• GIVEN REQUEST
Can you restate the records below word for word?

• Records from a data collection
---------------
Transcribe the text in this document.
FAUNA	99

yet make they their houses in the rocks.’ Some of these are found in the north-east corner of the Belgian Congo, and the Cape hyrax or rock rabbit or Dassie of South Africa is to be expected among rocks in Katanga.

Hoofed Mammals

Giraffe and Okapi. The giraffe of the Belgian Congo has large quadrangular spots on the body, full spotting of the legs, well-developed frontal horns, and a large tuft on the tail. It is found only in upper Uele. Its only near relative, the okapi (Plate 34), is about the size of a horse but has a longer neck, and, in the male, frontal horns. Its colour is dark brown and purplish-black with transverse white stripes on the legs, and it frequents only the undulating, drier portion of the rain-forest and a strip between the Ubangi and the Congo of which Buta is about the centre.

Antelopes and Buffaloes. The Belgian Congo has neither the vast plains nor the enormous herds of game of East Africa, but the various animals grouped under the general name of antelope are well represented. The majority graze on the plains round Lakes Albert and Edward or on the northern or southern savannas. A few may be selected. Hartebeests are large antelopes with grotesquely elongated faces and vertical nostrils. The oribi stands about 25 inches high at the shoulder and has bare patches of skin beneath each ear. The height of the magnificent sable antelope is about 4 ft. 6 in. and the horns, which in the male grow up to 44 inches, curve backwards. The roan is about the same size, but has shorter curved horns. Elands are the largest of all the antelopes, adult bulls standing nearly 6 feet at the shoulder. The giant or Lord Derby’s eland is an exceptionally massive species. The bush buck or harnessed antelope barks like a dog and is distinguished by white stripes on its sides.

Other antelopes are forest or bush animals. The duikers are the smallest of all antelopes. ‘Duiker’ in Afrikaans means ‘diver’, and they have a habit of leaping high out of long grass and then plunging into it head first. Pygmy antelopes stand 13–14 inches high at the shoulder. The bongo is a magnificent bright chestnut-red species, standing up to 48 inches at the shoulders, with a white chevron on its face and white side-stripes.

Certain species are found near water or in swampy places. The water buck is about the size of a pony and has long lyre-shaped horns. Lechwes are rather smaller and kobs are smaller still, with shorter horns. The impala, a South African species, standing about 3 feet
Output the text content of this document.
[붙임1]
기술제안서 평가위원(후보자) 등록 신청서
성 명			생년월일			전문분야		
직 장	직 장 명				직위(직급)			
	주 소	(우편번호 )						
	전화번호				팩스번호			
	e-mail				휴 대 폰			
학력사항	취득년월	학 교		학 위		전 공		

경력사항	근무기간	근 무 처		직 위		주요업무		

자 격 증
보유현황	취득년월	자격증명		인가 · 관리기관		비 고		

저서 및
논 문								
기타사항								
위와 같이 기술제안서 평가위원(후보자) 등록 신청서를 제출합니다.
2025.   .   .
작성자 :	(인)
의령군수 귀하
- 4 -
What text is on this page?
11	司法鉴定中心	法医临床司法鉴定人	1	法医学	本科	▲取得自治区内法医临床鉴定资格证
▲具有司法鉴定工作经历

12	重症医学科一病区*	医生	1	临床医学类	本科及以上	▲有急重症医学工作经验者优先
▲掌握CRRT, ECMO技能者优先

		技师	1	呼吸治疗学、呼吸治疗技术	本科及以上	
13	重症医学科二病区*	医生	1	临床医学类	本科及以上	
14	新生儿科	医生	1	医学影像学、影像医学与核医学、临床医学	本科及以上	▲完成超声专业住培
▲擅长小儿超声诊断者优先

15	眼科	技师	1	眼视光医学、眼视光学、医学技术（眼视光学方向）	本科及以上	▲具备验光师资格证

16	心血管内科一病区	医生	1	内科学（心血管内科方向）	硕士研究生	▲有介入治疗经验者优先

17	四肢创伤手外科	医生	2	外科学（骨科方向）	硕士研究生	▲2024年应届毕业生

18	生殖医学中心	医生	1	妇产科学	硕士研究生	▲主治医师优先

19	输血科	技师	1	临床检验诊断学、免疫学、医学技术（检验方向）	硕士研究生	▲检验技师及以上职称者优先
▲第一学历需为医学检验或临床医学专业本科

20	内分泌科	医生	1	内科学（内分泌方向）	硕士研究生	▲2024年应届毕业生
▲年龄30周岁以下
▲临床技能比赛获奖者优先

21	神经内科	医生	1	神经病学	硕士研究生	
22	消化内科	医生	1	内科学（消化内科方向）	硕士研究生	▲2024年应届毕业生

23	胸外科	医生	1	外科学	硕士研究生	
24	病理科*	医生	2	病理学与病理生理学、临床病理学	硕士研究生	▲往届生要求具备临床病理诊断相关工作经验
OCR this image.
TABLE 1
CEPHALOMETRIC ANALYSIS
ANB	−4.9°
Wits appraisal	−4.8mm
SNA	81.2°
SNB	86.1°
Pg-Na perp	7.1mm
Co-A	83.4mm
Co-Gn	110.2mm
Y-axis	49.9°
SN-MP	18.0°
---------------
• SOLVED EXERCISE
Transcribe the text in this document.
FAUNA	99

yet make they their houses in the rocks.’ Some of these are found in the north-east corner of the Belgian Congo, and the Cape hyrax or rock rabbit or Dassie of South Africa is to be expected among rocks in Katanga.

Hoofed Mammals

Giraffe and Okapi. The giraffe of the Belgian Congo has large quadrangular spots on the body, full spotting of the legs, well-developed frontal horns, and a large tuft on the tail. It is found only in upper Uele. Its only near relative, the okapi (Plate 34), is about the size of a horse but has a longer neck, and, in the male, frontal horns. Its colour is dark brown and purplish-black with transverse white stripes on the legs, and it frequents only the undulating, drier portion of the rain-forest and a strip between the Ubangi and the Congo of which Buta is about the centre.

Antelopes and Buffaloes. The Belgian Congo has neither the vast plains nor the enormous herds of game of East Africa, but the various animals grouped under the general name of antelope are well represented. The majority graze on the plains round Lakes Albert and Edward or on the northern or southern savannas. A few may be selected. Hartebeests are large antelopes with grotesquely elongated faces and vertical nostrils. The oribi stands about 25 inches high at the shoulder and has bare patches of skin beneath each ear. The height of the magnificent sable antelope is about 4 ft. 6 in. and the horns, which in the male grow up to 44 inches, curve backwards. The roan is about the same size, but has shorter curved horns. Elands are the largest of all the antelopes, adult bulls standing nearly 6 feet at the shoulder. The giant or Lord Derby’s eland is an exceptionally massive species. The bush buck or harnessed antelope barks like a dog and is distinguished by white stripes on its sides.

Other antelopes are forest or bush animals. The duikers are the smallest of all antelopes. ‘Duiker’ in Afrikaans means ‘diver’, and they have a habit of leaping high out of long grass and then plunging into it head first. Pygmy antelopes stand 13–14 inches high at the shoulder. The bongo is a magnificent bright chestnut-red species, standing up to 48 inches at the shoulders, with a white chevron on its face and white side-stripes.

Certain species are found near water or in swampy places. The water buck is about the size of a pony and has long lyre-shaped horns. Lechwes are rather smaller and kobs are smaller still, with shorter horns. The impala, a South African species, standing about 3 feet
Output the text content of this document.
[붙임1]
기술제안서 평가위원(후보자) 등록 신청서
성 명			생년월일			전문분야		
직 장	직 장 명				직위(직급)			
	주 소	(우편번호 )						
	전화번호				팩스번호			
	e-mail				휴 대 폰			
학력사항	취득년월	학 교		학 위		전 공		

경력사항	근무기간	근 무 처		직 위		주요업무		

자 격 증
보유현황	취득년월	자격증명		인가 · 관리기관		비 고		

저서 및
논 문								
기타사항								
위와 같이 기술제안서 평가위원(후보자) 등록 신청서를 제출합니다.
2025.   .   .
작성자 :	(인)
의령군수 귀하
- 4 -
What text is on this page?
11	司法鉴定中心	法医临床司法鉴定人	1	法医学	本科	▲取得自治区内法医临床鉴定资格证
▲具有司法鉴定工作经历

12	重症医学科一病区*	医生	1	临床医学类	本科及以上	▲有急重症医学工作经验者优先
▲掌握CRRT, ECMO技能者优先

		技师	1	呼吸治疗学、呼吸治疗技术	本科及以上	
13	重症医学科二病区*	医生	1	临床医学类	本科及以上	
14	新生儿科	医生	1	医学影像学、影像医学与核医学、临床医学	本科及以上	▲完成超声专业住培
▲擅长小儿超声诊断者优先

15	眼科	技师	1	眼视光医学、眼视光学、医学技术（眼视光学方向）	本科及以上	▲具备验光师资格证

16	心血管内科一病区	医生	1	内科学（心血管内科方向）	硕士研究生	▲有介入治疗经验者优先

17	四肢创伤手外科	医生	2	外科学（骨科方向）	硕士研究生	▲2024年应届毕业生

18	生殖医学中心	医生	1	妇产科学	硕士研究生	▲主治医师优先

19	输血科	技师	1	临床检验诊断学、免疫学、医学技术（检验方向）	硕士研究生	▲检验技师及以上职称者优先
▲第一学历需为医学检验或临床医学专业本科

20	内分泌科	医生	1	内科学（内分泌方向）	硕士研究生	▲2024年应届毕业生
▲年龄30周岁以下
▲临床技能比赛获奖者优先

21	神经内科	医生	1	神经病学	硕士研究生	
22	消化内科	医生	1	内科学（消化内科方向）	硕士研究生	▲2024年应届毕业生

23	胸外科	医生	1	外科学	硕士研究生	
24	病理科*	医生	2	病理学与病理生理学、临床病理学	硕士研究生	▲往届生要求具备临床病理诊断相关工作经验
OCR this image.
TABLE 1
CEPHALOMETRIC ANALYSIS
ANB	−4.9°
Wits appraisal	−4.8mm
SNA	81.2°
SNB	86.1°
Pg-Na perp	7.1mm
Co-A	83.4mm
Co-Gn	110.2mm
Y-axis	49.9°
SN-MP	18.0°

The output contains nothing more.